**TASK:** Pull every "Tennessee" line out of the data below.

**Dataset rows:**
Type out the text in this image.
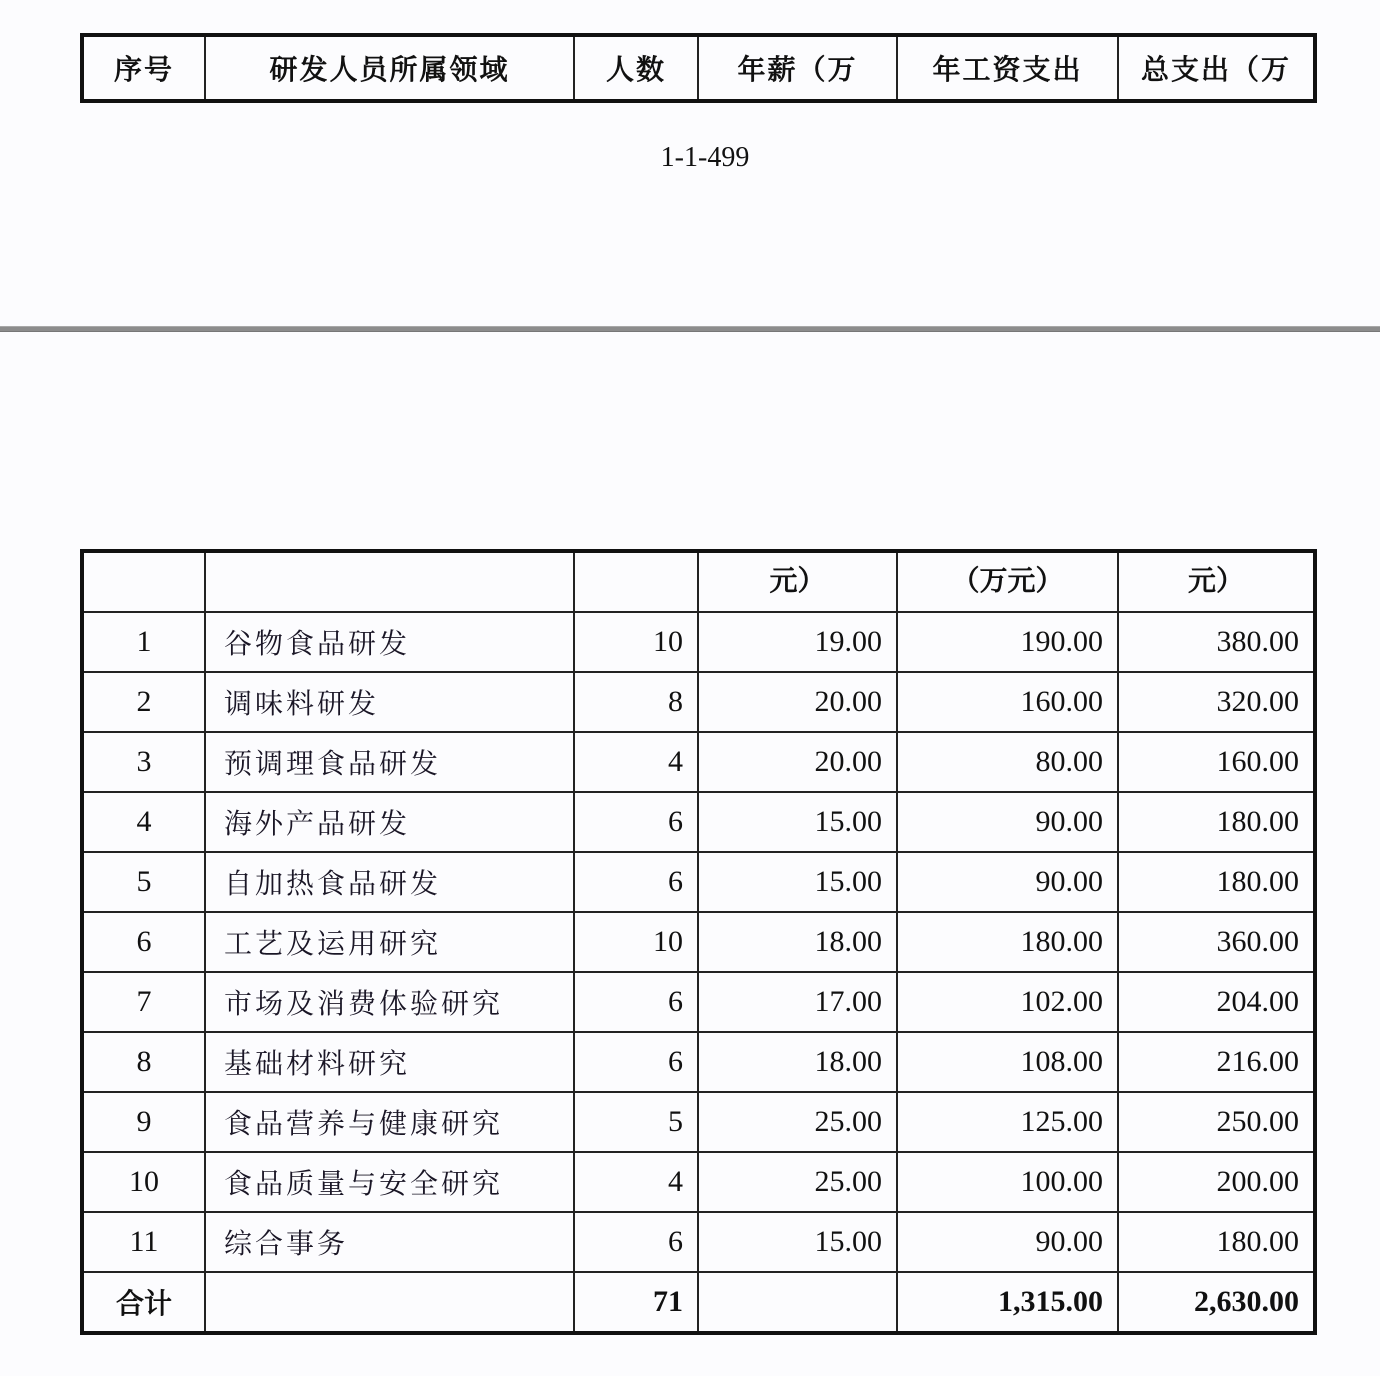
序号	研发人员所属领域	人数	年薪（万	年工资支出	总支出（万
1-1-499
			元）	（万元）	元）
1	谷物食品研发	10	19.00	190.00	380.00
2	调味料研发	8	20.00	160.00	320.00
3	预调理食品研发	4	20.00	80.00	160.00
4	海外产品研发	6	15.00	90.00	180.00
5	自加热食品研发	6	15.00	90.00	180.00
6	工艺及运用研究	10	18.00	180.00	360.00
7	市场及消费体验研究	6	17.00	102.00	204.00
8	基础材料研究	6	18.00	108.00	216.00
9	食品营养与健康研究	5	25.00	125.00	250.00
10	食品质量与安全研究	4	25.00	100.00	200.00
11	综合事务	6	15.00	90.00	180.00
合计		71		1,315.00	2,630.00
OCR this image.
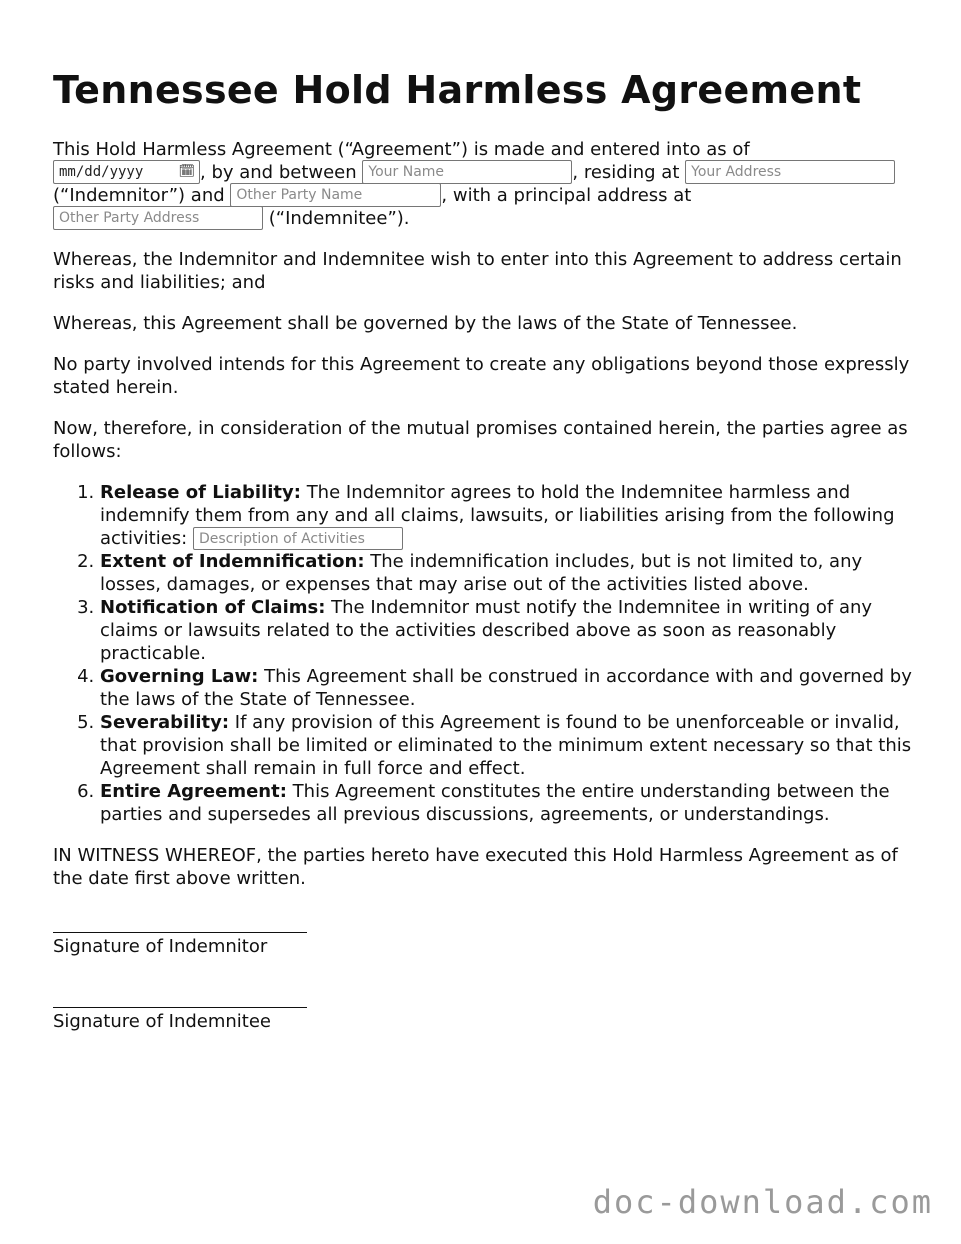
Tennessee Hold Harmless Agreement

This Hold Harmless Agreement (“Agreement”) is made and entered into as of
mm/dd/yyyy	🗓 , by and between Your Name	, residing at Your Address
(“Indemnitor”) and Other Party Name	, with a principal address at
Other Party Address	(“Indemnitee”).

Whereas, the Indemnitor and Indemnitee wish to enter into this Agreement to address certain risks and liabilities; and

Whereas, this Agreement shall be governed by the laws of the State of Tennessee.

No party involved intends for this Agreement to create any obligations beyond those expressly stated herein.

Now, therefore, in consideration of the mutual promises contained herein, the parties agree as follows:

1. Release of Liability: The Indemnitor agrees to hold the Indemnitee harmless and indemnify them from any and all claims, lawsuits, or liabilities arising from the following activities: Description of Activities
2. Extent of Indemnification: The indemnification includes, but is not limited to, any losses, damages, or expenses that may arise out of the activities listed above.
3. Notification of Claims: The Indemnitor must notify the Indemnitee in writing of any claims or lawsuits related to the activities described above as soon as reasonably practicable.
4. Governing Law: This Agreement shall be construed in accordance with and governed by the laws of the State of Tennessee.
5. Severability: If any provision of this Agreement is found to be unenforceable or invalid, that provision shall be limited or eliminated to the minimum extent necessary so that this Agreement shall remain in full force and effect.
6. Entire Agreement: This Agreement constitutes the entire understanding between the parties and supersedes all previous discussions, agreements, or understandings.

IN WITNESS WHEREOF, the parties hereto have executed this Hold Harmless Agreement as of the date first above written.

Signature of Indemnitor
Signature of Indemnitee
doc-download.com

**WRITTEN SOLUTION:**
Tennessee Hold Harmless Agreement
Whereas, this Agreement shall be governed by the laws of the State of Tennessee.
4. Governing Law: This Agreement shall be construed in accordance with and governed by the laws of the State of Tennessee.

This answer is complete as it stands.